Work order = Could you restate the entries below word for word and leave the images out?

Data shown =
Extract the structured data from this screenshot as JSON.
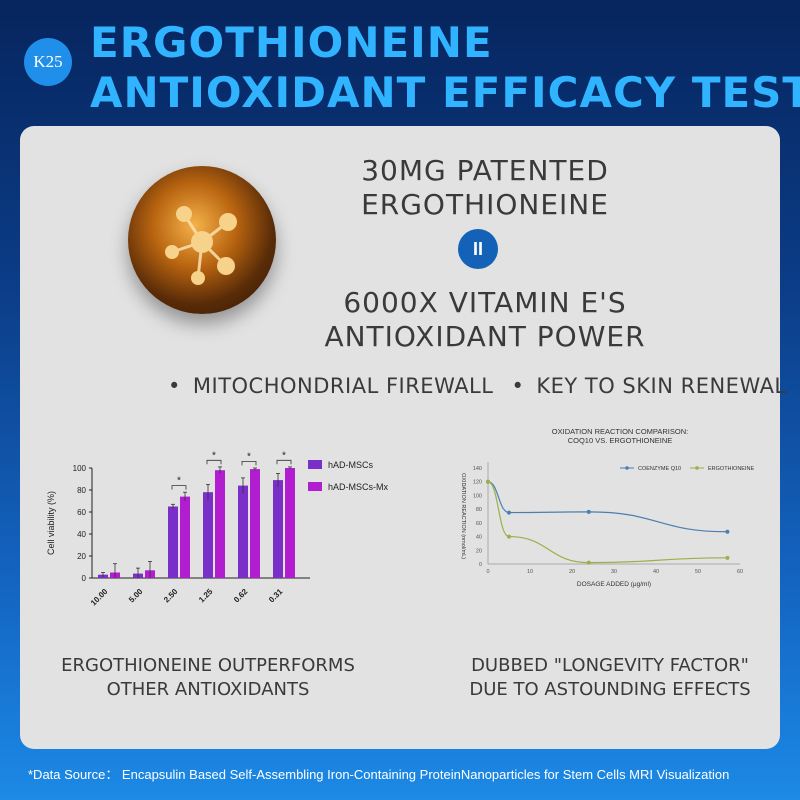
{
  "badge": "K25",
  "title": {
    "line1": "ERGOTHIONEINE",
    "line2": "ANTIOXIDANT EFFICACY TEST"
  },
  "headline_top": {
    "line1": "30MG PATENTED",
    "line2": "ERGOTHIONEINE"
  },
  "equals_symbol": "II",
  "headline_bottom": {
    "line1": "6000X VITAMIN E'S",
    "line2": "ANTIOXIDANT POWER"
  },
  "bullets": [
    "MITOCHONDRIAL FIREWALL",
    "KEY TO SKIN RENEWAL"
  ],
  "bullet_symbol": "•",
  "captions": {
    "left": {
      "line1": "ERGOTHIONEINE OUTPERFORMS",
      "line2": "OTHER ANTIOXIDANTS"
    },
    "right": {
      "line1": "DUBBED \"LONGEVITY FACTOR\"",
      "line2": "DUE TO ASTOUNDING EFFECTS"
    }
  },
  "footer": "*Data Source： Encapsulin Based Self-Assembling Iron-Containing ProteinNanoparticles for Stem Cells MRI Visualization",
  "chart_data": [
    {
      "type": "bar",
      "ylabel": "Cell viability (%)",
      "xlabel": "",
      "ylim": [
        0,
        100
      ],
      "yticks": [
        0,
        20,
        40,
        60,
        80,
        100
      ],
      "categories": [
        "10.00",
        "5.00",
        "2.50",
        "1.25",
        "0.62",
        "0.31"
      ],
      "series": [
        {
          "name": "hAD-MSCs",
          "values": [
            3,
            4,
            65,
            78,
            84,
            89
          ],
          "errors": [
            2,
            5,
            2,
            7,
            7,
            6
          ],
          "color": "#7a2fc8"
        },
        {
          "name": "hAD-MSCs-Mx",
          "values": [
            5,
            7,
            74,
            98,
            99,
            100
          ],
          "errors": [
            8,
            8,
            4,
            3,
            1,
            1
          ],
          "color": "#b01ed0"
        }
      ],
      "significance_marks": [
        "*",
        "*",
        "*",
        "*"
      ],
      "legend": "top-right"
    },
    {
      "type": "line",
      "title": "OXIDATION REACTION COMPARISON:",
      "subtitle": "COQ10 VS. ERGOTHIONEINE",
      "xlabel": "DOSAGE ADDED  (μg/ml)",
      "ylabel": "OXIDATION REACTION  (nmol/mL)",
      "xlim": [
        0,
        60
      ],
      "ylim": [
        0,
        140
      ],
      "xticks": [
        0,
        10,
        20,
        30,
        40,
        50,
        60
      ],
      "yticks": [
        0,
        20,
        40,
        60,
        80,
        100,
        120,
        140
      ],
      "series": [
        {
          "name": "COENZYME Q10",
          "x": [
            0,
            5,
            24,
            57
          ],
          "y": [
            120,
            75,
            76,
            47
          ],
          "color": "#4a7fb0"
        },
        {
          "name": "ERGOTHIONEINE",
          "x": [
            0,
            5,
            24,
            57
          ],
          "y": [
            120,
            40,
            2,
            9
          ],
          "color": "#9ab04a"
        }
      ],
      "legend": "top-right"
    }
  ]
}
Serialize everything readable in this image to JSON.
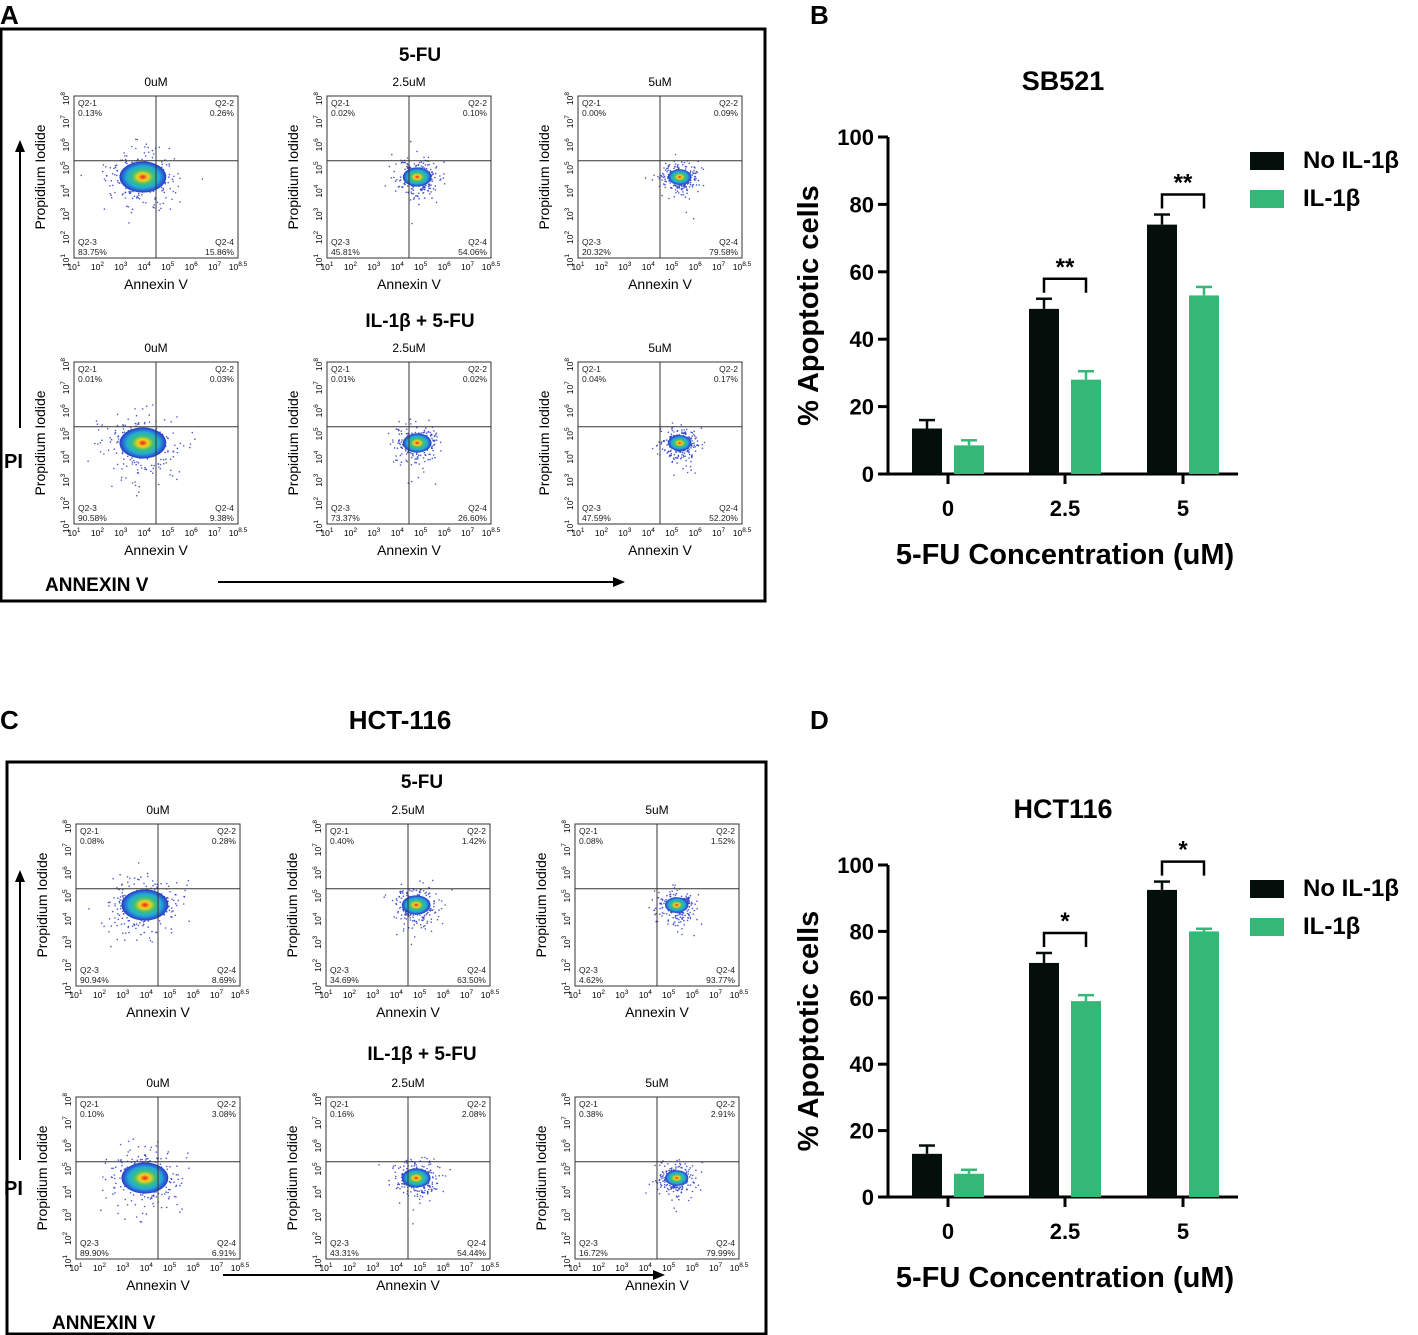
{
  "panel_letters": {
    "A": "A",
    "B": "B",
    "C": "C",
    "D": "D"
  },
  "colors": {
    "no_il1b": "#040f0b",
    "il1b": "#35b877",
    "frame": "#000000",
    "quad_line": "#444444"
  },
  "flow_panels": [
    {
      "letter": "A",
      "cell_line": "",
      "rows": [
        {
          "title": "5-FU",
          "plots": [
            {
              "dose": "0uM",
              "q": [
                "0.13%",
                "0.26%",
                "83.75%",
                "15.86%"
              ]
            },
            {
              "dose": "2.5uM",
              "q": [
                "0.02%",
                "0.10%",
                "45.81%",
                "54.06%"
              ]
            },
            {
              "dose": "5uM",
              "q": [
                "0.00%",
                "0.09%",
                "20.32%",
                "79.58%"
              ]
            }
          ]
        },
        {
          "title": "IL-1β + 5-FU",
          "plots": [
            {
              "dose": "0uM",
              "q": [
                "0.01%",
                "0.03%",
                "90.58%",
                "9.38%"
              ]
            },
            {
              "dose": "2.5uM",
              "q": [
                "0.01%",
                "0.02%",
                "73.37%",
                "26.60%"
              ]
            },
            {
              "dose": "5uM",
              "q": [
                "0.04%",
                "0.17%",
                "47.59%",
                "52.20%"
              ]
            }
          ]
        }
      ]
    },
    {
      "letter": "C",
      "cell_line": "HCT-116",
      "rows": [
        {
          "title": "5-FU",
          "plots": [
            {
              "dose": "0uM",
              "q": [
                "0.08%",
                "0.28%",
                "90.94%",
                "8.69%"
              ]
            },
            {
              "dose": "2.5uM",
              "q": [
                "0.40%",
                "1.42%",
                "34.69%",
                "63.50%"
              ]
            },
            {
              "dose": "5uM",
              "q": [
                "0.08%",
                "1.52%",
                "4.62%",
                "93.77%"
              ]
            }
          ]
        },
        {
          "title": "IL-1β + 5-FU",
          "plots": [
            {
              "dose": "0uM",
              "q": [
                "0.10%",
                "3.08%",
                "89.90%",
                "6.91%"
              ]
            },
            {
              "dose": "2.5uM",
              "q": [
                "0.16%",
                "2.08%",
                "43.31%",
                "54.44%"
              ]
            },
            {
              "dose": "5uM",
              "q": [
                "0.38%",
                "2.91%",
                "16.72%",
                "79.99%"
              ]
            }
          ]
        }
      ]
    }
  ],
  "flow_common": {
    "x_axis_label": "Annexin V",
    "y_axis_label": "Propidium Iodide",
    "quadrant_names": [
      "Q2-1",
      "Q2-2",
      "Q2-3",
      "Q2-4"
    ],
    "x_ticks": [
      "10",
      "10",
      "10",
      "10",
      "10",
      "10",
      "10",
      "10"
    ],
    "x_tick_exps": [
      "1",
      "2",
      "3",
      "4",
      "5",
      "6",
      "7",
      "8.5"
    ],
    "y_ticks": [
      "10",
      "10",
      "10",
      "10",
      "10",
      "10",
      "10",
      "10"
    ],
    "y_tick_exps": [
      "1",
      "2",
      "3",
      "4",
      "5",
      "6",
      "7",
      "8"
    ],
    "big_y": "PI",
    "big_x": "ANNEXIN V"
  },
  "chart_data": [
    {
      "type": "bar",
      "panel": "B",
      "title": "SB521",
      "categories": [
        "0",
        "2.5",
        "5"
      ],
      "series": [
        {
          "name": "No IL-1β",
          "values": [
            13.5,
            49,
            74
          ],
          "errors": [
            2.5,
            3,
            3
          ]
        },
        {
          "name": "IL-1β",
          "values": [
            8.5,
            28,
            53
          ],
          "errors": [
            1.5,
            2.5,
            2.5
          ]
        }
      ],
      "significance": [
        "",
        "**",
        "**"
      ],
      "xlabel": "5-FU Concentration (uM)",
      "ylabel": "% Apoptotic cells",
      "ylim": [
        0,
        100
      ],
      "yticks": [
        "0",
        "20",
        "40",
        "60",
        "80",
        "100"
      ],
      "legend": "top-right",
      "grid": false
    },
    {
      "type": "bar",
      "panel": "D",
      "title": "HCT116",
      "categories": [
        "0",
        "2.5",
        "5"
      ],
      "series": [
        {
          "name": "No IL-1β",
          "values": [
            13,
            70.5,
            92.5
          ],
          "errors": [
            2.5,
            3,
            2.5
          ]
        },
        {
          "name": "IL-1β",
          "values": [
            7,
            59,
            80
          ],
          "errors": [
            1.2,
            1.8,
            0.8
          ]
        }
      ],
      "significance": [
        "",
        "*",
        "*"
      ],
      "xlabel": "5-FU Concentration (uM)",
      "ylabel": "% Apoptotic cells",
      "ylim": [
        0,
        100
      ],
      "yticks": [
        "0",
        "20",
        "40",
        "60",
        "80",
        "100"
      ],
      "legend": "top-right",
      "grid": false
    }
  ]
}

Completed task =
Extract the structured data from this screenshot as JSON.
{
  "badge": "K25",
  "title": {
    "line1": "ERGOTHIONEINE",
    "line2": "ANTIOXIDANT EFFICACY TEST"
  },
  "headline_top": {
    "line1": "30MG PATENTED",
    "line2": "ERGOTHIONEINE"
  },
  "equals_symbol": "II",
  "headline_bottom": {
    "line1": "6000X VITAMIN E'S",
    "line2": "ANTIOXIDANT POWER"
  },
  "bullets": [
    "MITOCHONDRIAL FIREWALL",
    "KEY TO SKIN RENEWAL"
  ],
  "bullet_symbol": "•",
  "captions": {
    "left": {
      "line1": "ERGOTHIONEINE OUTPERFORMS",
      "line2": "OTHER ANTIOXIDANTS"
    },
    "right": {
      "line1": "DUBBED \"LONGEVITY FACTOR\"",
      "line2": "DUE TO ASTOUNDING EFFECTS"
    }
  },
  "footer": "*Data Source： Encapsulin Based Self-Assembling Iron-Containing ProteinNanoparticles for Stem Cells MRI Visualization",
  "chart_data": [
    {
      "type": "bar",
      "ylabel": "Cell viability (%)",
      "xlabel": "",
      "ylim": [
        0,
        100
      ],
      "yticks": [
        0,
        20,
        40,
        60,
        80,
        100
      ],
      "categories": [
        "10.00",
        "5.00",
        "2.50",
        "1.25",
        "0.62",
        "0.31"
      ],
      "series": [
        {
          "name": "hAD-MSCs",
          "values": [
            3,
            4,
            65,
            78,
            84,
            89
          ],
          "errors": [
            2,
            5,
            2,
            7,
            7,
            6
          ],
          "color": "#7a2fc8"
        },
        {
          "name": "hAD-MSCs-Mx",
          "values": [
            5,
            7,
            74,
            98,
            99,
            100
          ],
          "errors": [
            8,
            8,
            4,
            3,
            1,
            1
          ],
          "color": "#b01ed0"
        }
      ],
      "significance_marks": [
        "*",
        "*",
        "*",
        "*"
      ],
      "legend": "top-right"
    },
    {
      "type": "line",
      "title": "OXIDATION REACTION COMPARISON:",
      "subtitle": "COQ10 VS. ERGOTHIONEINE",
      "xlabel": "DOSAGE ADDED  (μg/ml)",
      "ylabel": "OXIDATION REACTION  (nmol/mL)",
      "xlim": [
        0,
        60
      ],
      "ylim": [
        0,
        140
      ],
      "xticks": [
        0,
        10,
        20,
        30,
        40,
        50,
        60
      ],
      "yticks": [
        0,
        20,
        40,
        60,
        80,
        100,
        120,
        140
      ],
      "series": [
        {
          "name": "COENZYME Q10",
          "x": [
            0,
            5,
            24,
            57
          ],
          "y": [
            120,
            75,
            76,
            47
          ],
          "color": "#4a7fb0"
        },
        {
          "name": "ERGOTHIONEINE",
          "x": [
            0,
            5,
            24,
            57
          ],
          "y": [
            120,
            40,
            2,
            9
          ],
          "color": "#9ab04a"
        }
      ],
      "legend": "top-right"
    }
  ]
}
Serialize everything readable in this image to JSON.
{
  "panel_letters": {
    "A": "A",
    "B": "B",
    "C": "C",
    "D": "D"
  },
  "colors": {
    "no_il1b": "#040f0b",
    "il1b": "#35b877",
    "frame": "#000000",
    "quad_line": "#444444"
  },
  "flow_panels": [
    {
      "letter": "A",
      "cell_line": "",
      "rows": [
        {
          "title": "5-FU",
          "plots": [
            {
              "dose": "0uM",
              "q": [
                "0.13%",
                "0.26%",
                "83.75%",
                "15.86%"
              ]
            },
            {
              "dose": "2.5uM",
              "q": [
                "0.02%",
                "0.10%",
                "45.81%",
                "54.06%"
              ]
            },
            {
              "dose": "5uM",
              "q": [
                "0.00%",
                "0.09%",
                "20.32%",
                "79.58%"
              ]
            }
          ]
        },
        {
          "title": "IL-1β + 5-FU",
          "plots": [
            {
              "dose": "0uM",
              "q": [
                "0.01%",
                "0.03%",
                "90.58%",
                "9.38%"
              ]
            },
            {
              "dose": "2.5uM",
              "q": [
                "0.01%",
                "0.02%",
                "73.37%",
                "26.60%"
              ]
            },
            {
              "dose": "5uM",
              "q": [
                "0.04%",
                "0.17%",
                "47.59%",
                "52.20%"
              ]
            }
          ]
        }
      ]
    },
    {
      "letter": "C",
      "cell_line": "HCT-116",
      "rows": [
        {
          "title": "5-FU",
          "plots": [
            {
              "dose": "0uM",
              "q": [
                "0.08%",
                "0.28%",
                "90.94%",
                "8.69%"
              ]
            },
            {
              "dose": "2.5uM",
              "q": [
                "0.40%",
                "1.42%",
                "34.69%",
                "63.50%"
              ]
            },
            {
              "dose": "5uM",
              "q": [
                "0.08%",
                "1.52%",
                "4.62%",
                "93.77%"
              ]
            }
          ]
        },
        {
          "title": "IL-1β + 5-FU",
          "plots": [
            {
              "dose": "0uM",
              "q": [
                "0.10%",
                "3.08%",
                "89.90%",
                "6.91%"
              ]
            },
            {
              "dose": "2.5uM",
              "q": [
                "0.16%",
                "2.08%",
                "43.31%",
                "54.44%"
              ]
            },
            {
              "dose": "5uM",
              "q": [
                "0.38%",
                "2.91%",
                "16.72%",
                "79.99%"
              ]
            }
          ]
        }
      ]
    }
  ],
  "flow_common": {
    "x_axis_label": "Annexin V",
    "y_axis_label": "Propidium Iodide",
    "quadrant_names": [
      "Q2-1",
      "Q2-2",
      "Q2-3",
      "Q2-4"
    ],
    "x_ticks": [
      "10",
      "10",
      "10",
      "10",
      "10",
      "10",
      "10",
      "10"
    ],
    "x_tick_exps": [
      "1",
      "2",
      "3",
      "4",
      "5",
      "6",
      "7",
      "8.5"
    ],
    "y_ticks": [
      "10",
      "10",
      "10",
      "10",
      "10",
      "10",
      "10",
      "10"
    ],
    "y_tick_exps": [
      "1",
      "2",
      "3",
      "4",
      "5",
      "6",
      "7",
      "8"
    ],
    "big_y": "PI",
    "big_x": "ANNEXIN V"
  },
  "chart_data": [
    {
      "type": "bar",
      "panel": "B",
      "title": "SB521",
      "categories": [
        "0",
        "2.5",
        "5"
      ],
      "series": [
        {
          "name": "No IL-1β",
          "values": [
            13.5,
            49,
            74
          ],
          "errors": [
            2.5,
            3,
            3
          ]
        },
        {
          "name": "IL-1β",
          "values": [
            8.5,
            28,
            53
          ],
          "errors": [
            1.5,
            2.5,
            2.5
          ]
        }
      ],
      "significance": [
        "",
        "**",
        "**"
      ],
      "xlabel": "5-FU Concentration (uM)",
      "ylabel": "% Apoptotic cells",
      "ylim": [
        0,
        100
      ],
      "yticks": [
        "0",
        "20",
        "40",
        "60",
        "80",
        "100"
      ],
      "legend": "top-right",
      "grid": false
    },
    {
      "type": "bar",
      "panel": "D",
      "title": "HCT116",
      "categories": [
        "0",
        "2.5",
        "5"
      ],
      "series": [
        {
          "name": "No IL-1β",
          "values": [
            13,
            70.5,
            92.5
          ],
          "errors": [
            2.5,
            3,
            2.5
          ]
        },
        {
          "name": "IL-1β",
          "values": [
            7,
            59,
            80
          ],
          "errors": [
            1.2,
            1.8,
            0.8
          ]
        }
      ],
      "significance": [
        "",
        "*",
        "*"
      ],
      "xlabel": "5-FU Concentration (uM)",
      "ylabel": "% Apoptotic cells",
      "ylim": [
        0,
        100
      ],
      "yticks": [
        "0",
        "20",
        "40",
        "60",
        "80",
        "100"
      ],
      "legend": "top-right",
      "grid": false
    }
  ]
}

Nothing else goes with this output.